Pull out every line below that holds the word "管理工作心得体会感悟简短".

>> begin TASK INPUTS

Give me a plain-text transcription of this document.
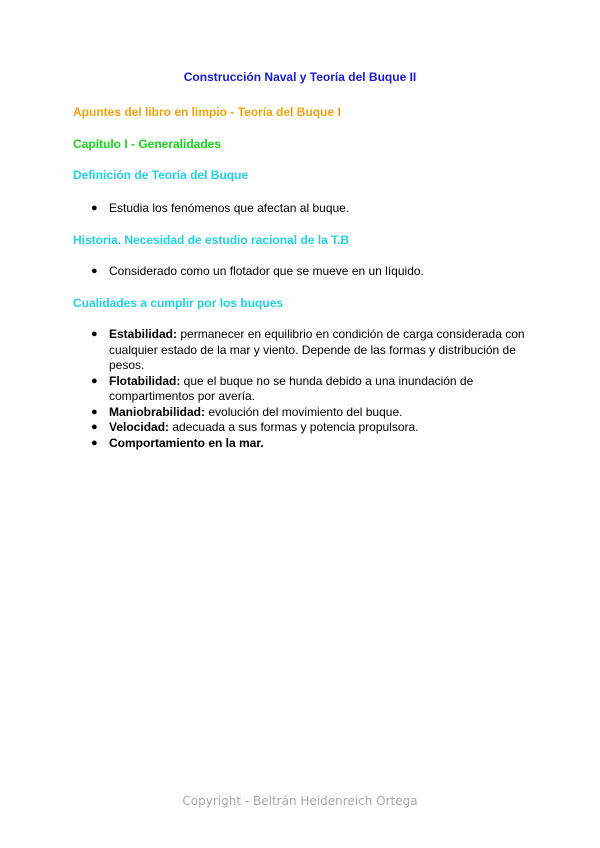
Construcción Naval y Teoría del Buque II
Apuntes del libro en limpio - Teoría del Buque I
Capítulo I - Generalidades
Definición de Teoría del Buque
● Estudia los fenómenos que afectan al buque.
Historia. Necesidad de estudio racional de la T.B
● Considerado como un flotador que se mueve en un líquido.
Cualidades a cumplir por los buques
● Estabilidad: permanecer en equilibrio en condición de carga considerada con cualquier estado de la mar y viento. Depende de las formas y distribución de pesos.
● Flotabilidad: que el buque no se hunda debido a una inundación de compartimentos por avería.
● Maniobrabilidad: evolución del movimiento del buque.
● Velocidad: adecuada a sus formas y potencia propulsora.
● Comportamiento en la mar.
Copyright - Beltrán Heidenreich Ortega
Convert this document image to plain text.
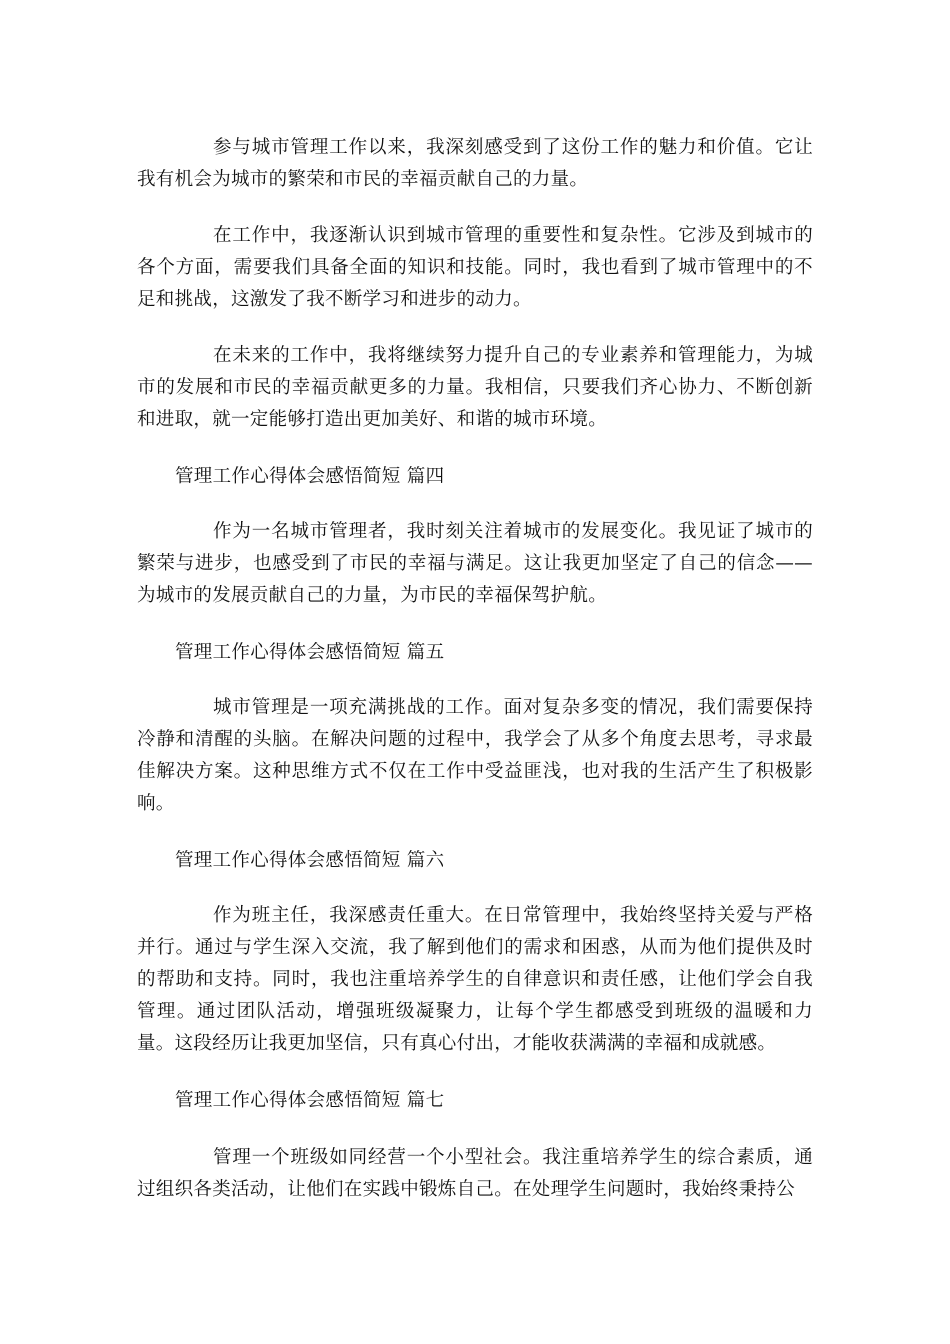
参与城市管理工作以来，我深刻感受到了这份工作的魅力和价值。它让我有机会为城市的繁荣和市民的幸福贡献自己的力量。

在工作中，我逐渐认识到城市管理的重要性和复杂性。它涉及到城市的各个方面，需要我们具备全面的知识和技能。同时，我也看到了城市管理中的不足和挑战，这激发了我不断学习和进步的动力。

在未来的工作中，我将继续努力提升自己的专业素养和管理能力，为城市的发展和市民的幸福贡献更多的力量。我相信，只要我们齐心协力、不断创新和进取，就一定能够打造出更加美好、和谐的城市环境。

管理工作心得体会感悟简短 篇四

作为一名城市管理者，我时刻关注着城市的发展变化。我见证了城市的繁荣与进步，也感受到了市民的幸福与满足。这让我更加坚定了自己的信念——为城市的发展贡献自己的力量，为市民的幸福保驾护航。

管理工作心得体会感悟简短 篇五

城市管理是一项充满挑战的工作。面对复杂多变的情况，我们需要保持冷静和清醒的头脑。在解决问题的过程中，我学会了从多个角度去思考，寻求最佳解决方案。这种思维方式不仅在工作中受益匪浅，也对我的生活产生了积极影响。

管理工作心得体会感悟简短 篇六

作为班主任，我深感责任重大。在日常管理中，我始终坚持关爱与严格并行。通过与学生深入交流，我了解到他们的需求和困惑，从而为他们提供及时的帮助和支持。同时，我也注重培养学生的自律意识和责任感，让他们学会自我管理。通过团队活动，增强班级凝聚力，让每个学生都感受到班级的温暖和力量。这段经历让我更加坚信，只有真心付出，才能收获满满的幸福和成就感。

管理工作心得体会感悟简短 篇七

管理一个班级如同经营一个小型社会。我注重培养学生的综合素质，通过组织各类活动，让他们在实践中锻炼自己。在处理学生问题时，我始终秉持公
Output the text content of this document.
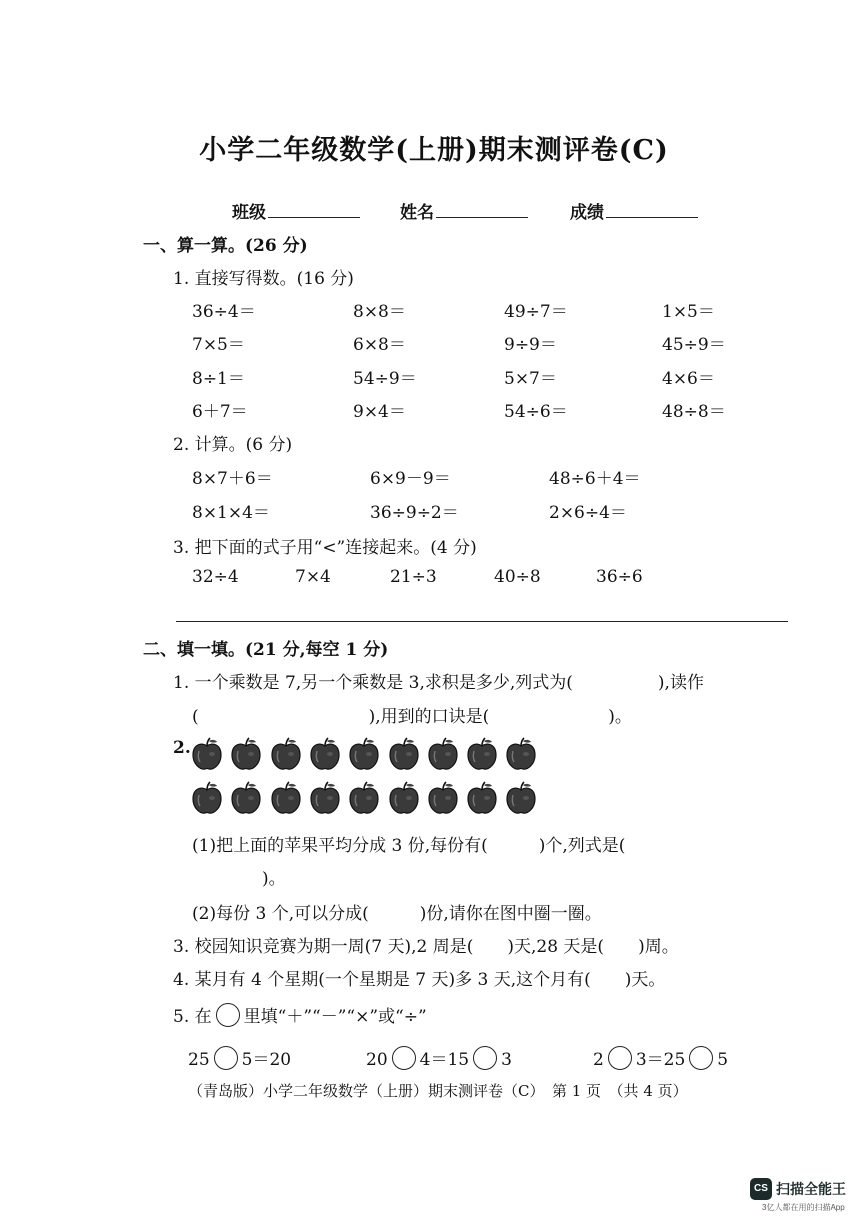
小学二年级数学(上册)期末测评卷(C)
班级	姓名	成绩
一、算一算。(26 分)
1. 直接写得数。(16 分)
36÷4＝	8×8＝	49÷7＝	1×5＝
7×5＝	6×8＝	9÷9＝	45÷9＝
8÷1＝	54÷9＝	5×7＝	4×6＝
6＋7＝	9×4＝	54÷6＝	48÷8＝
2. 计算。(6 分)
8×7＋6＝	6×9－9＝	48÷6＋4＝
8×1×4＝	36÷9÷2＝	2×6÷4＝
3. 把下面的式子用“<”连接起来。(4 分)
32÷4	7×4	21÷3	40÷8	36÷6
二、填一填。(21 分,每空 1 分)
1. 一个乘数是 7,另一个乘数是 3,求积是多少,列式为(　　　　　),读作
(　　　　　　　　　　),用到的口诀是(　　　　　　　)。
2.
(1)把上面的苹果平均分成 3 份,每份有(　　　)个,列式是(
)。
(2)每份 3 个,可以分成(　　　)份,请你在图中圈一圈。
3. 校园知识竞赛为期一周(7 天),2 周是(　　)天,28 天是(　　)周。
4. 某月有 4 个星期(一个星期是 7 天)多 3 天,这个月有(　　)天。
5. 在 里填“＋”“－”“×”或“÷”
25 5＝20	20 4＝15 3	2 3＝25 5
（青岛版）小学二年级数学（上册）期末测评卷（C）　第 1 页　（共 4 页）
CS 扫描全能王
3亿人都在用的扫描App
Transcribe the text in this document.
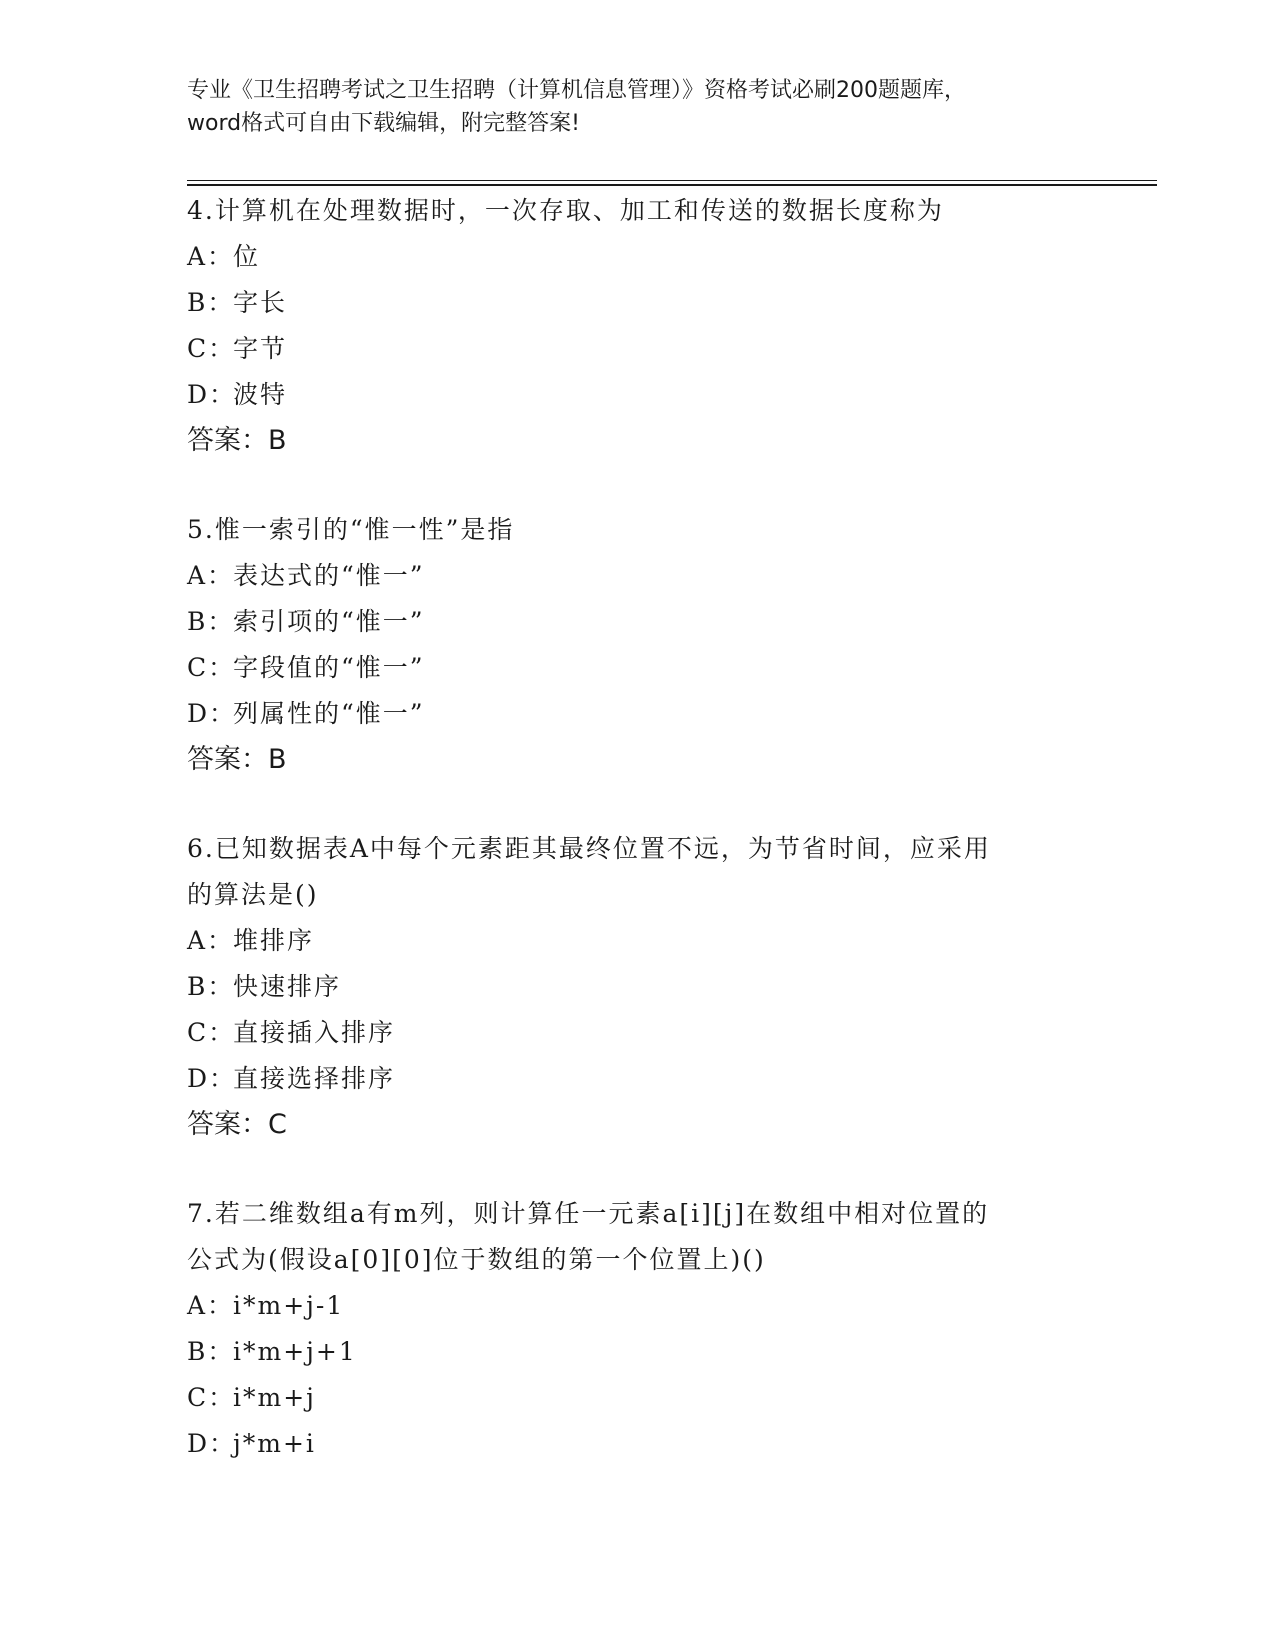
专业《卫生招聘考试之卫生招聘（计算机信息管理）》资格考试必刷200题题库，
word格式可自由下载编辑，附完整答案!
4.计算机在处理数据时，一次存取、加工和传送的数据长度称为
A：
位
B：
字长
C：
字节
D：
波特
答案：B
5.惟一索引的“惟一性”是指
A：
表达式的“惟一”
B：
索引项的“惟一”
C：
字段值的“惟一”
D：
列属性的“惟一”
答案：B
6.已知数据表A中每个元素距其最终位置不远，为节省时间，应采用
的算法是()
A：
堆排序
B：
快速排序
C：
直接插入排序
D：
直接选择排序
答案：C
7.若二维数组a有m列，则计算任一元素a[i][j]在数组中相对位置的
公式为(假设a[0][0]位于数组的第一个位置上)()
A：
i*m+j-1
B：
i*m+j+1
C：
i*m+j
D：
j*m+i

>> end TASK INPUTS

▶ RESULT
管理工作心得体会感悟简短 篇四
管理工作心得体会感悟简短 篇五
管理工作心得体会感悟简短 篇六
管理工作心得体会感悟简短 篇七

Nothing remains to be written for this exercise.